(Records from a collection of figures)
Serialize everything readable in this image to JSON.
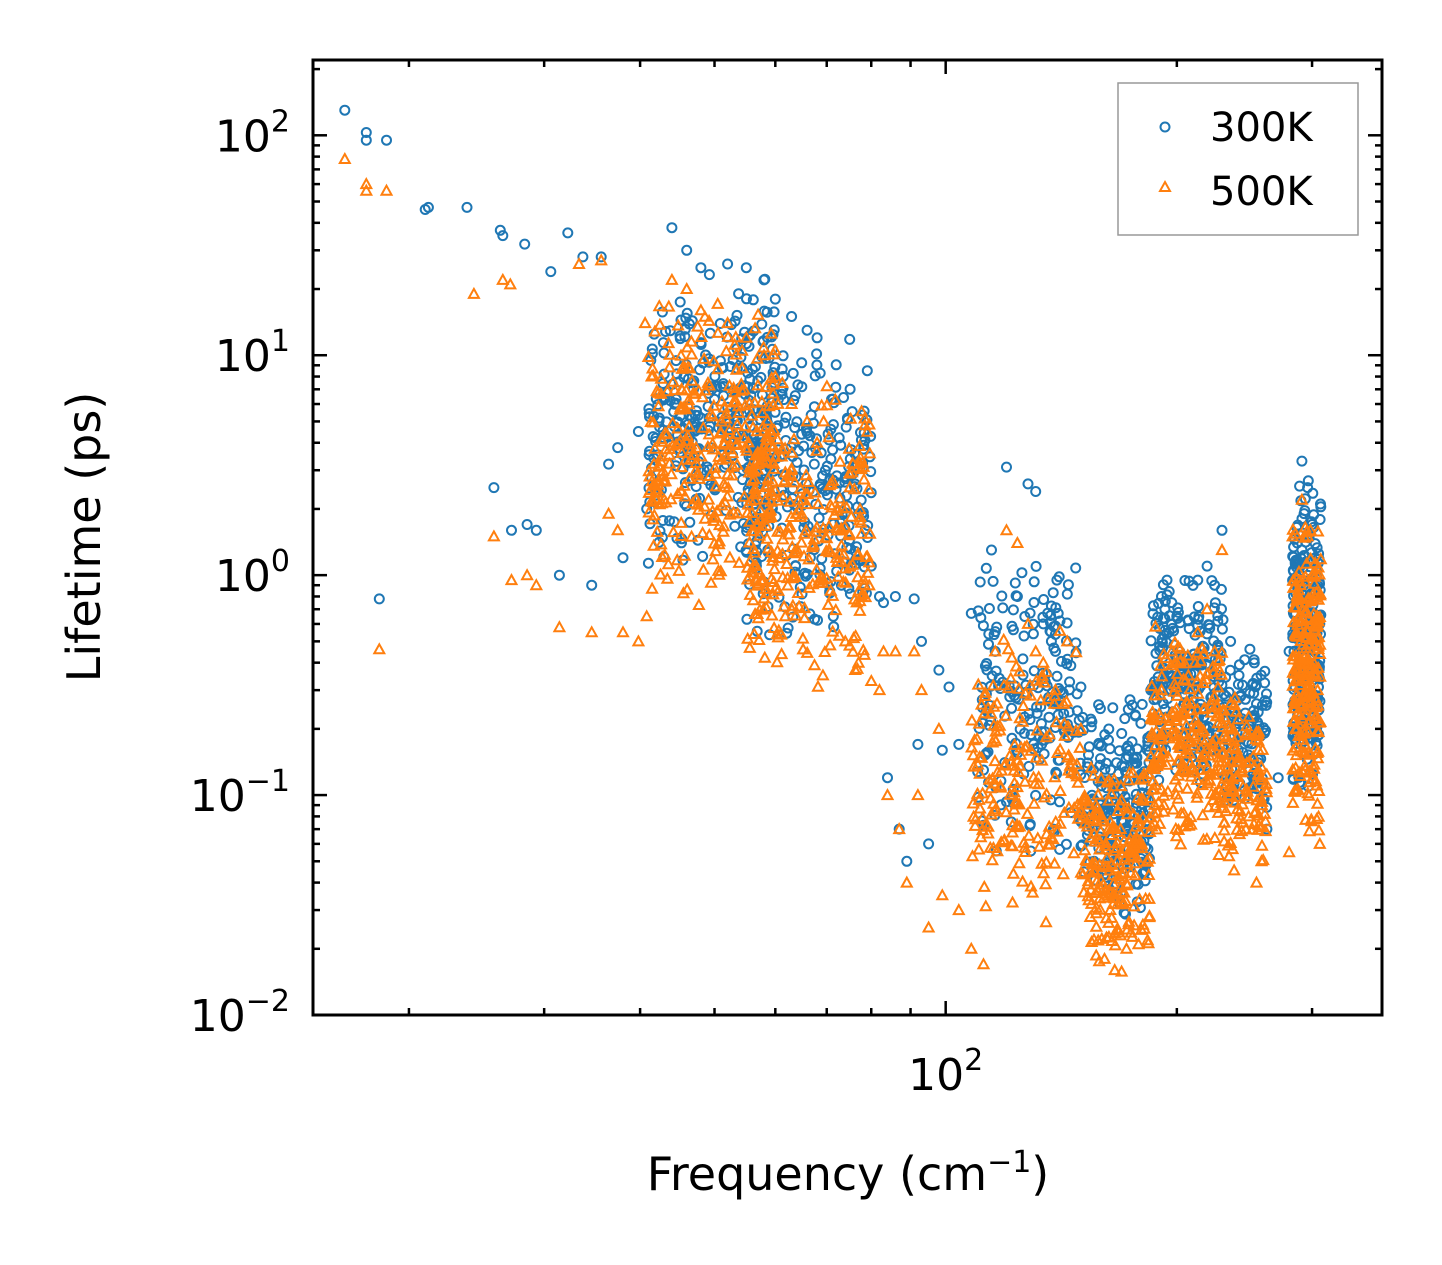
{
  "chart_data": {
    "type": "scatter",
    "title": "",
    "xlabel": {
      "base": "Frequency (cm",
      "sup": "−1",
      "tail": ")"
    },
    "ylabel": "Lifetime (ps)",
    "xscale": "log",
    "yscale": "log",
    "xlim": [
      15,
      370
    ],
    "ylim": [
      0.01,
      220
    ],
    "xticks": [
      {
        "value": 100,
        "base": "10",
        "exp": "2"
      }
    ],
    "yticks": [
      {
        "value": 0.01,
        "base": "10",
        "exp": "−2"
      },
      {
        "value": 0.1,
        "base": "10",
        "exp": "−1"
      },
      {
        "value": 1,
        "base": "10",
        "exp": "0"
      },
      {
        "value": 10,
        "base": "10",
        "exp": "1"
      },
      {
        "value": 100,
        "base": "10",
        "exp": "2"
      }
    ],
    "legend": {
      "position": "top-right"
    },
    "series": [
      {
        "name": "300K",
        "marker": "circle",
        "color": "#1f77b4",
        "points": [
          [
            16.5,
            130
          ],
          [
            17.6,
            103
          ],
          [
            17.6,
            95
          ],
          [
            18.7,
            95
          ],
          [
            18.3,
            0.78
          ],
          [
            21.2,
            47
          ],
          [
            21.0,
            46
          ],
          [
            23.8,
            47
          ],
          [
            26.3,
            37
          ],
          [
            26.5,
            35
          ],
          [
            28.3,
            32
          ],
          [
            30.6,
            24
          ],
          [
            32.2,
            36
          ],
          [
            35.6,
            28
          ],
          [
            33.7,
            28
          ],
          [
            25.8,
            2.5
          ],
          [
            27.2,
            1.6
          ],
          [
            28.5,
            1.7
          ],
          [
            29.3,
            1.6
          ],
          [
            31.4,
            1.0
          ],
          [
            34.6,
            0.9
          ],
          [
            36.4,
            3.2
          ],
          [
            37.4,
            3.8
          ],
          [
            38.0,
            1.2
          ],
          [
            39.8,
            4.5
          ],
          [
            40.8,
            2.0
          ],
          [
            44,
            38
          ],
          [
            46,
            30
          ],
          [
            48,
            25
          ],
          [
            52,
            26
          ],
          [
            55,
            25
          ],
          [
            58,
            22
          ],
          [
            60,
            18
          ],
          [
            63,
            15
          ],
          [
            66,
            13
          ],
          [
            68,
            12
          ],
          [
            71,
            6.3
          ],
          [
            73,
            3.9
          ],
          [
            74,
            2.8
          ],
          [
            77,
            1.9
          ],
          [
            80,
            1.1
          ],
          [
            82,
            0.8
          ],
          [
            83,
            0.75
          ],
          [
            86,
            0.8
          ],
          [
            91,
            0.78
          ],
          [
            93,
            0.5
          ],
          [
            98,
            0.37
          ],
          [
            101,
            0.31
          ],
          [
            84,
            0.12
          ],
          [
            87,
            0.07
          ],
          [
            89,
            0.05
          ],
          [
            92,
            0.17
          ],
          [
            95,
            0.06
          ],
          [
            99,
            0.16
          ],
          [
            104,
            0.17
          ],
          [
            108,
            0.67
          ],
          [
            112,
            0.13
          ],
          [
            116,
            0.45
          ],
          [
            120,
            3.1
          ],
          [
            124,
            0.8
          ],
          [
            128,
            2.6
          ],
          [
            131,
            2.4
          ],
          [
            134,
            0.6
          ],
          [
            139,
            0.45
          ],
          [
            144,
            0.82
          ],
          [
            150,
            0.31
          ],
          [
            156,
            0.05
          ],
          [
            161,
            0.04
          ],
          [
            166,
            0.045
          ],
          [
            172,
            0.07
          ],
          [
            178,
            0.12
          ],
          [
            185,
            0.3
          ],
          [
            191,
            0.8
          ],
          [
            197,
            0.75
          ],
          [
            200,
            0.65
          ],
          [
            207,
            0.62
          ],
          [
            213,
            0.95
          ],
          [
            219,
            1.1
          ],
          [
            224,
            0.9
          ],
          [
            229,
            1.6
          ],
          [
            235,
            0.5
          ],
          [
            241,
            0.35
          ],
          [
            248,
            0.2
          ],
          [
            254,
            0.26
          ],
          [
            262,
            0.07
          ],
          [
            271,
            0.12
          ],
          [
            280,
            0.45
          ],
          [
            287,
            1.4
          ],
          [
            291,
            3.3
          ],
          [
            296,
            2.5
          ],
          [
            300,
            1.7
          ],
          [
            303,
            1.2
          ],
          [
            305,
            0.9
          ],
          [
            307,
            0.6
          ]
        ],
        "clusters": [
          {
            "x": [
              41,
              60
            ],
            "y": [
              1.0,
              25.0
            ],
            "n": 320
          },
          {
            "x": [
              55,
              80
            ],
            "y": [
              0.45,
              14.0
            ],
            "n": 280
          },
          {
            "x": [
              110,
              150
            ],
            "y": [
              0.05,
              1.4
            ],
            "n": 200
          },
          {
            "x": [
              150,
              185
            ],
            "y": [
              0.025,
              0.3
            ],
            "n": 220
          },
          {
            "x": [
              185,
              230
            ],
            "y": [
              0.1,
              1.1
            ],
            "n": 240
          },
          {
            "x": [
              230,
              262
            ],
            "y": [
              0.08,
              0.5
            ],
            "n": 120
          },
          {
            "x": [
              283,
              308
            ],
            "y": [
              0.08,
              3.3
            ],
            "n": 240
          }
        ]
      },
      {
        "name": "500K",
        "marker": "triangle",
        "color": "#ff7f0e",
        "points": [
          [
            16.5,
            78
          ],
          [
            17.6,
            60
          ],
          [
            17.6,
            56
          ],
          [
            18.7,
            56
          ],
          [
            18.3,
            0.46
          ],
          [
            24.3,
            19
          ],
          [
            26.5,
            22
          ],
          [
            27.1,
            21
          ],
          [
            33.3,
            26
          ],
          [
            35.6,
            27
          ],
          [
            40.6,
            14
          ],
          [
            25.8,
            1.5
          ],
          [
            27.2,
            0.95
          ],
          [
            28.5,
            1.0
          ],
          [
            29.3,
            0.9
          ],
          [
            31.4,
            0.58
          ],
          [
            34.6,
            0.55
          ],
          [
            36.4,
            1.9
          ],
          [
            37.4,
            1.6
          ],
          [
            38.0,
            0.55
          ],
          [
            39.8,
            0.5
          ],
          [
            40.8,
            0.65
          ],
          [
            44,
            22
          ],
          [
            46,
            20
          ],
          [
            48,
            16
          ],
          [
            52,
            14
          ],
          [
            55,
            12
          ],
          [
            58,
            10
          ],
          [
            60,
            8
          ],
          [
            63,
            6
          ],
          [
            66,
            5
          ],
          [
            68,
            4
          ],
          [
            71,
            2.6
          ],
          [
            73,
            1.6
          ],
          [
            74,
            0.5
          ],
          [
            77,
            0.4
          ],
          [
            80,
            0.33
          ],
          [
            82,
            0.3
          ],
          [
            83,
            0.45
          ],
          [
            86,
            0.45
          ],
          [
            91,
            0.45
          ],
          [
            93,
            0.3
          ],
          [
            98,
            0.2
          ],
          [
            84,
            0.1
          ],
          [
            87,
            0.07
          ],
          [
            89,
            0.04
          ],
          [
            92,
            0.1
          ],
          [
            95,
            0.025
          ],
          [
            99,
            0.035
          ],
          [
            104,
            0.03
          ],
          [
            108,
            0.02
          ],
          [
            112,
            0.017
          ],
          [
            116,
            0.45
          ],
          [
            120,
            1.6
          ],
          [
            124,
            1.4
          ],
          [
            128,
            0.6
          ],
          [
            131,
            0.45
          ],
          [
            134,
            0.4
          ],
          [
            139,
            0.3
          ],
          [
            144,
            0.5
          ],
          [
            150,
            0.2
          ],
          [
            156,
            0.022
          ],
          [
            161,
            0.018
          ],
          [
            166,
            0.016
          ],
          [
            172,
            0.02
          ],
          [
            178,
            0.06
          ],
          [
            185,
            0.15
          ],
          [
            191,
            0.3
          ],
          [
            197,
            0.45
          ],
          [
            200,
            0.4
          ],
          [
            207,
            0.35
          ],
          [
            213,
            0.55
          ],
          [
            219,
            0.7
          ],
          [
            224,
            0.45
          ],
          [
            229,
            1.3
          ],
          [
            235,
            0.2
          ],
          [
            241,
            0.15
          ],
          [
            248,
            0.08
          ],
          [
            254,
            0.04
          ],
          [
            280,
            0.055
          ],
          [
            287,
            0.8
          ],
          [
            291,
            2.2
          ],
          [
            296,
            1.5
          ],
          [
            300,
            1.0
          ],
          [
            303,
            0.6
          ],
          [
            305,
            0.3
          ],
          [
            307,
            0.06
          ]
        ],
        "clusters": [
          {
            "x": [
              41,
              60
            ],
            "y": [
              0.6,
              20.0
            ],
            "n": 320
          },
          {
            "x": [
              55,
              80
            ],
            "y": [
              0.3,
              8.0
            ],
            "n": 280
          },
          {
            "x": [
              108,
              150
            ],
            "y": [
              0.025,
              0.6
            ],
            "n": 200
          },
          {
            "x": [
              150,
              185
            ],
            "y": [
              0.015,
              0.15
            ],
            "n": 220
          },
          {
            "x": [
              185,
              230
            ],
            "y": [
              0.05,
              0.6
            ],
            "n": 240
          },
          {
            "x": [
              230,
              262
            ],
            "y": [
              0.04,
              0.3
            ],
            "n": 120
          },
          {
            "x": [
              283,
              308
            ],
            "y": [
              0.055,
              2.2
            ],
            "n": 240
          }
        ]
      }
    ]
  }
}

* WHAT NEEDS TO BE DONE:
Read the lines above. Gather those in which the string "value" is found.

* RESULT OF THIS TASK:
        "value": 100,
        "value": 0.01,
        "value": 0.1,
        "value": 1,
        "value": 10,
        "value": 100,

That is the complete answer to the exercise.